PROBLEM TO WORK ON:
Among the following entries, how many lines hold the string "wird"? State only the number.

__________________________________________________

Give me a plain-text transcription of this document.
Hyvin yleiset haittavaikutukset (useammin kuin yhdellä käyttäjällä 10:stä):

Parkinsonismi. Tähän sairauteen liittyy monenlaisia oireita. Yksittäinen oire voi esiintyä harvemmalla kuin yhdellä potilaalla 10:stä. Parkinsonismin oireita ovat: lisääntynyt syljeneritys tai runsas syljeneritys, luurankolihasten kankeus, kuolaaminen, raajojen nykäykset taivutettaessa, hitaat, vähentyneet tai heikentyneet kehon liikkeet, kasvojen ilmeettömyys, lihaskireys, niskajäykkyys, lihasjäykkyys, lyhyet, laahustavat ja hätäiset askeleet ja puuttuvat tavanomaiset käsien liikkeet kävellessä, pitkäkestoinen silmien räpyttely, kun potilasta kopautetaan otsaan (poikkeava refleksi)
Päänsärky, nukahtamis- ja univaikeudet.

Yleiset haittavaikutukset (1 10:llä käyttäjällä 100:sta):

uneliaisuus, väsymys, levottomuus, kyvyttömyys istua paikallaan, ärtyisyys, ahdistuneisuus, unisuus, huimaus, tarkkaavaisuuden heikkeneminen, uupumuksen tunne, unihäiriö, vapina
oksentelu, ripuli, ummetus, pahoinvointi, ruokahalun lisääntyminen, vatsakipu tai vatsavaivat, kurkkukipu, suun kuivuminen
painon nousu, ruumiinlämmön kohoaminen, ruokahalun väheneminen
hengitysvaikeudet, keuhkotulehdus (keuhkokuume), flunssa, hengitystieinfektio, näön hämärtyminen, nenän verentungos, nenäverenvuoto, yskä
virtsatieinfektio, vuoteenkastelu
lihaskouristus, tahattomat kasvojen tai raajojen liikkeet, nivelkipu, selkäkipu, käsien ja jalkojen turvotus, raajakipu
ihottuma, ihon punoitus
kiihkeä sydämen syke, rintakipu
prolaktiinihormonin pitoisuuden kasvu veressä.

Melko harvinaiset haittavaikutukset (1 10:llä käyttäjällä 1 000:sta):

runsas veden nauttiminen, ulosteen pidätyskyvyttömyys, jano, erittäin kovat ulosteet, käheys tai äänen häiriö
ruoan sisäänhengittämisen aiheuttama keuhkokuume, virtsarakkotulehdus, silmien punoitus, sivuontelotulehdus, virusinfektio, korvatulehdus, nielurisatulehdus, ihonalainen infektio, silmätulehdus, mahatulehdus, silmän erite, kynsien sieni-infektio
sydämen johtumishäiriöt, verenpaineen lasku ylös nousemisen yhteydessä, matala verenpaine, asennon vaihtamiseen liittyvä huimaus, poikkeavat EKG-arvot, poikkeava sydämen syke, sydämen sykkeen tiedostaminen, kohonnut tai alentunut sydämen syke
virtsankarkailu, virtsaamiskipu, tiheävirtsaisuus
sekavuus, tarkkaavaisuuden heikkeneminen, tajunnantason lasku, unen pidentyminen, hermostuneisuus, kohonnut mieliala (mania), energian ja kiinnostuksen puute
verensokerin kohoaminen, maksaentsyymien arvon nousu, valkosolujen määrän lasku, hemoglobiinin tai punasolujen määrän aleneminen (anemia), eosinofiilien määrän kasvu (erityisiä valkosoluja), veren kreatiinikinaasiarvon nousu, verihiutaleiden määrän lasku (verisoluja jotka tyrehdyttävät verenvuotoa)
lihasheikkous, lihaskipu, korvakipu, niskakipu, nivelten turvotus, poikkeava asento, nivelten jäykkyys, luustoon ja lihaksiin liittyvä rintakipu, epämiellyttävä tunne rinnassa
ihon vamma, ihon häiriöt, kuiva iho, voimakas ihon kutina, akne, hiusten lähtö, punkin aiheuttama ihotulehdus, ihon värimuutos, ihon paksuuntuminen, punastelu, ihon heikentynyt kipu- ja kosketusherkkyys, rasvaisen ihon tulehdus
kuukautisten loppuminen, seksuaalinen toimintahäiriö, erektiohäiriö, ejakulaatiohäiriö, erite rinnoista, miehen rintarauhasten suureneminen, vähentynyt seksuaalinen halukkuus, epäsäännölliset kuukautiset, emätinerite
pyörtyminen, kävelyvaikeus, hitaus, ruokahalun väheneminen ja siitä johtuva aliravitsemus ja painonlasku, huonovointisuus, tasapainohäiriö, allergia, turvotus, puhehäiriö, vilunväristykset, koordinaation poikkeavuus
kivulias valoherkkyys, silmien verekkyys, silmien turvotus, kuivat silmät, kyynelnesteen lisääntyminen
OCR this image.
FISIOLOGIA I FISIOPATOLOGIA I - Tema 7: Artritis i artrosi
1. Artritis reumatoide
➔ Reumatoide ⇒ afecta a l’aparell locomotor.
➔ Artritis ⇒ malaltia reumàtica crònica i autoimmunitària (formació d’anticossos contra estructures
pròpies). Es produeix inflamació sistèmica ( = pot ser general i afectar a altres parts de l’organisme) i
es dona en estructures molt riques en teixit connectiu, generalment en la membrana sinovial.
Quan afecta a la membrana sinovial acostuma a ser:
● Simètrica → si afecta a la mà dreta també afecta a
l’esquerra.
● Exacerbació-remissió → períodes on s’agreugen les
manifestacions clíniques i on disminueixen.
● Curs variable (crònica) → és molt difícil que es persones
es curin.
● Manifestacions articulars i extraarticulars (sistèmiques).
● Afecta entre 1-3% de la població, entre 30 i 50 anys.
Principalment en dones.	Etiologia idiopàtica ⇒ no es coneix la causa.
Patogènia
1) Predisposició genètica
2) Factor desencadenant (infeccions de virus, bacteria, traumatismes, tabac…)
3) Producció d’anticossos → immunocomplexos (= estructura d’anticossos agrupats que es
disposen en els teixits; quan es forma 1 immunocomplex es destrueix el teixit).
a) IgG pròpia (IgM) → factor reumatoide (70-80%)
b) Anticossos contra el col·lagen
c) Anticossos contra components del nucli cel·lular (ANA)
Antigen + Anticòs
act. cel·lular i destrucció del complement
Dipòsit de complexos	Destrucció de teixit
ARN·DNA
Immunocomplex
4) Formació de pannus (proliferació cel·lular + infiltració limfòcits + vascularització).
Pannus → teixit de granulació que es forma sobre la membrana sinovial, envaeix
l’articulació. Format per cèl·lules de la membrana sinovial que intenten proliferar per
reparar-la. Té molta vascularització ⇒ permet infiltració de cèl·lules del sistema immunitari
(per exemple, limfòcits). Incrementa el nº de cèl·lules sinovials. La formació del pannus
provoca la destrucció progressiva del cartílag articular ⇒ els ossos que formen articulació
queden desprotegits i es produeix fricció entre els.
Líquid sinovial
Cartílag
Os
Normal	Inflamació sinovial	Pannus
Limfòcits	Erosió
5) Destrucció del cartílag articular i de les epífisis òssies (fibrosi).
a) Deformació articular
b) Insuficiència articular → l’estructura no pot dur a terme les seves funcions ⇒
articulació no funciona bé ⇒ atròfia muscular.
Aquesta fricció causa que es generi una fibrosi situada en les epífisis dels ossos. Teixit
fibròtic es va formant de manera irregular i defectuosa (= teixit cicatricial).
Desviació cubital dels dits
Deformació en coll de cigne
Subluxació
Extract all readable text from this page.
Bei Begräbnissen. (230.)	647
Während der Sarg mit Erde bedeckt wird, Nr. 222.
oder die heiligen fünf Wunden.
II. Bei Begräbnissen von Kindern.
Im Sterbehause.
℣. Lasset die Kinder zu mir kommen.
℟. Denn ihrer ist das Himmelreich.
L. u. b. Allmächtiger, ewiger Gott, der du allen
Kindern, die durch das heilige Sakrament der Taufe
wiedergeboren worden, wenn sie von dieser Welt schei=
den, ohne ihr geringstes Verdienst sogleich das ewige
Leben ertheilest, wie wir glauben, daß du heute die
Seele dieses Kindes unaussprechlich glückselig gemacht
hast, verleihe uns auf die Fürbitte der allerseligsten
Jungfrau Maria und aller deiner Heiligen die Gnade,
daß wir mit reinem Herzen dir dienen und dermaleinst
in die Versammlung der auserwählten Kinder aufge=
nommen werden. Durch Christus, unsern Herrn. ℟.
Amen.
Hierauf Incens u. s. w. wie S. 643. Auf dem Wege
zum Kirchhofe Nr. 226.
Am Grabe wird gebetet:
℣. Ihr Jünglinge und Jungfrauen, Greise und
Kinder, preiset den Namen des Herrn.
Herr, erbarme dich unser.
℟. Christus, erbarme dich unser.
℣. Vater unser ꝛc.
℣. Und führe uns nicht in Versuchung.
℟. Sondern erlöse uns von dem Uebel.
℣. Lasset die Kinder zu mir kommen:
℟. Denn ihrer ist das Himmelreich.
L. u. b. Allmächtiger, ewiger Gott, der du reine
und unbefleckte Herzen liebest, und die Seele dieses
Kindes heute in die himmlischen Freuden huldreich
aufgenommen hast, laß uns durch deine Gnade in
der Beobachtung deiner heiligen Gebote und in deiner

__________________________________________________

ANSWER SECTION:
2